**Set problem A**
Can you render the records from the line with "Localize each UI" up to and including the line with "Text: Copyright 2015" as a Markdown table with columns Row and Line, omitting blank lines and leaving the pictures out?

— Begin Text excerpt —

The alpine region is west of the Miya fault and has an elevation of 3500 to 6000 m, with complex terrain. Due to the strong river incision, the relative altitude difference exceeds 1000 m, the river is twisting with a longitudinal slope of 3‰ to 5‰, and the river valley is either U- or V-shaped. The medium-high mountain area is situated between the Miya fault and Aertashi fault at an elevation of 2500 to 3500 m, where the river valley is mainly U-shaped and has a bottom width of 250 to 450 m. The low-mountain and hilly area is east of the Aertashi fault and generally lower than 2500 m, with river valleys being 550 to 3500 m wide and with a rugged topography.

The outcrop strata at the power generation and water diversion system mainly include the Carboniferous system, Proterozoic strata, and Quaternary system. The Proterozoic Bulunkuole Group, mainly containing quartz schist and quartz-granulite, is medium-thick layered and has intact structures. The Carboniferous system mainly consists of sandstone, tuff sandstone, and conglomerate, and shows NW-trending zonal distribution. The Quaternary system is widely distributed and includes glacial drift, proluvial, colluvial slope, and alluviation.

The strata along the generator chamber show stable occurrence, with a strike angle of 320° to 350° SW and an included angle of 30° to 50° with the chamber axis. There is no large fault along the generator chamber, while small faults are developed, and the included angle between most faults and the chamber axis is greater than 30°. The occurrence of main faults is described in Table 1.

3.2. Computational Model

Two principles should be followed to determine the computational domain: (1) The geometric range should completely cover the engineering affected zone and be appropriately enlarged to reduce the boundary effect. (2) The geometric constraints at the boundary should be easy to determine [31]. Based on the range of the engineering area and the engineering geological condition, the computational domain is ascertained to be a rectangular plane domain with a long axis of 12,320 m and a short axis of 2060 m, as shown in Figure 3a. The powerhouse chamber is 600 to 1000 m from the fault zone, where secondary faults and joint fissures are relatively well developed. NNW and NNE-trending faults are mainly developed along the chamber. According to statistical results pertaining to such faults (Table 1), representative faults are taken for geostress simulation. The fault distribution is illustrated in Figure 3b. Through finite element mesh division, 121,130 elements and 59,843 nodes are generated, as displayed in Figure 3c. The lithological distribution in the computational domain is displayed in Figure 3d. Mechanical parameters of rock masses and faults are listed in Table 2 and Table 3.

3.3. Geostress Measurement Results

The hydraulic fracturing method was utilized to measure the geostress in ZK59, ZK60, and ZK65 boreholes, and the results are shown in Table 4.

— End Text excerpt —

**Set problem B**
In the geostress text, from "3.3. Geostress Measurement" up to and including "in Table 4.", what does the passage read like with "boreholes" swapped for "drill holes"?

— Begin Source data —

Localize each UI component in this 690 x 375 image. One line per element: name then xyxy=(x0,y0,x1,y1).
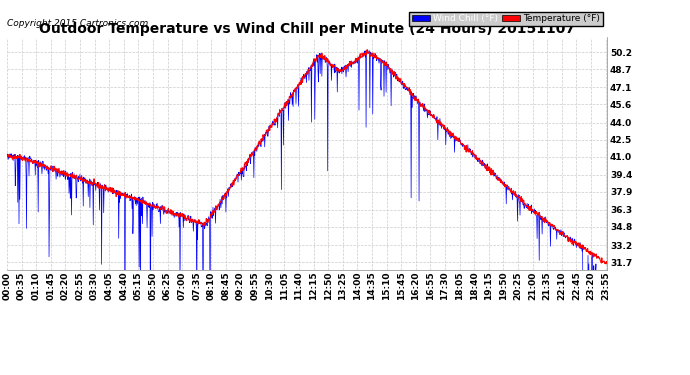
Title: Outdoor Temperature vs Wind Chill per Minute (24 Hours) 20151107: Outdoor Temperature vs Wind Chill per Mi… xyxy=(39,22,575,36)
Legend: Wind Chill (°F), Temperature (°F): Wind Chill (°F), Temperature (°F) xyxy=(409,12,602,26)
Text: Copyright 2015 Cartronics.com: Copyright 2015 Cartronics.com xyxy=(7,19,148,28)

— End Source data —
— Begin Source data —

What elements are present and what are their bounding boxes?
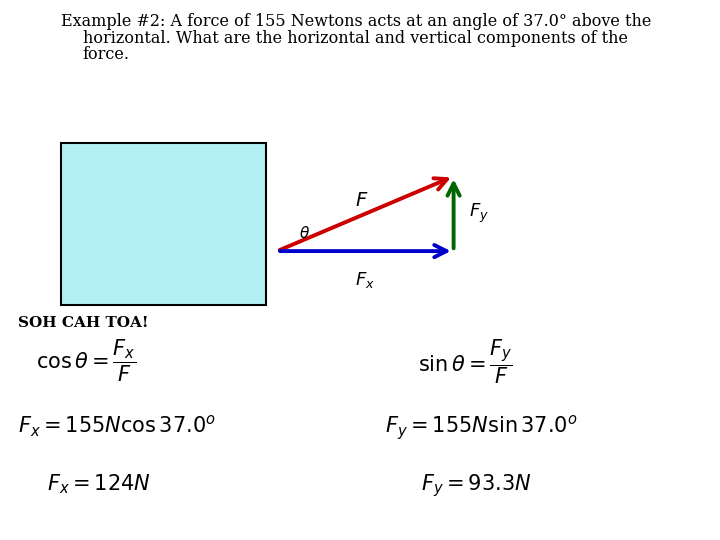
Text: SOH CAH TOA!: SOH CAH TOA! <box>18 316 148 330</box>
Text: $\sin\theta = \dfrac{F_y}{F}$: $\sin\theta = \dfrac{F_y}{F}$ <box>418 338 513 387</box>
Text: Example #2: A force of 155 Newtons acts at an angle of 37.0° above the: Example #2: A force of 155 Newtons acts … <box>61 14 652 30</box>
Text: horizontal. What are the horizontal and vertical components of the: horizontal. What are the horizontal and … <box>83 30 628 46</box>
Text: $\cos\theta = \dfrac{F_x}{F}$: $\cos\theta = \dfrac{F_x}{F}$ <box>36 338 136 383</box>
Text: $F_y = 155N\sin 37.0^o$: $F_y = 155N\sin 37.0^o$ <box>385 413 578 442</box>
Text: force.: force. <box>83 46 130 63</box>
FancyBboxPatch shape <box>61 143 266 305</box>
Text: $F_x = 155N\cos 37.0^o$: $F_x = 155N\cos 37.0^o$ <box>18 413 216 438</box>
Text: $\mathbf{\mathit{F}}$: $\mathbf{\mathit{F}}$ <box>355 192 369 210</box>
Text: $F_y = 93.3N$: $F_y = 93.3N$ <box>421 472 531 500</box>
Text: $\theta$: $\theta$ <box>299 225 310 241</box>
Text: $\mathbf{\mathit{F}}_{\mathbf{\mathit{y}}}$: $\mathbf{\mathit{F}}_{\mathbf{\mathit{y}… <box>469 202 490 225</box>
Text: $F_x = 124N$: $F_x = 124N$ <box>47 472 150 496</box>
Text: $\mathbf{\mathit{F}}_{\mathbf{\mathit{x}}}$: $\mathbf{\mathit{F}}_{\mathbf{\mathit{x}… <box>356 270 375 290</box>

— End Source data —

**Written solution A**
| Row | Line |
|---|---|
| 1 | Localize each UI component in this 690 x 375 image. One line per element: name then xyxy=(x0,y0,x1,y1). |
| 2 | Title: Outdoor Temperature vs Wind Chill per Minute (24 Hours) 20151107: Outdoor Temperature vs Wind Chill per Mi… xyxy=(39,22,575,36) |
| 3 | Legend: Wind Chill (°F), Temperature (°F): Wind Chill (°F), Temperature (°F) xyxy=(409,12,602,26) |
| 4 | Text: Copyright 2015 Cartronics.com: Copyright 2015 Cartronics.com xyxy=(7,19,148,28) |

**Written solution B**
3.3. Geostress Measurement Results

The hydraulic fracturing method was utilized to measure the geostress in ZK59, ZK60, and ZK65 drill holes, and the results are shown in Table 4.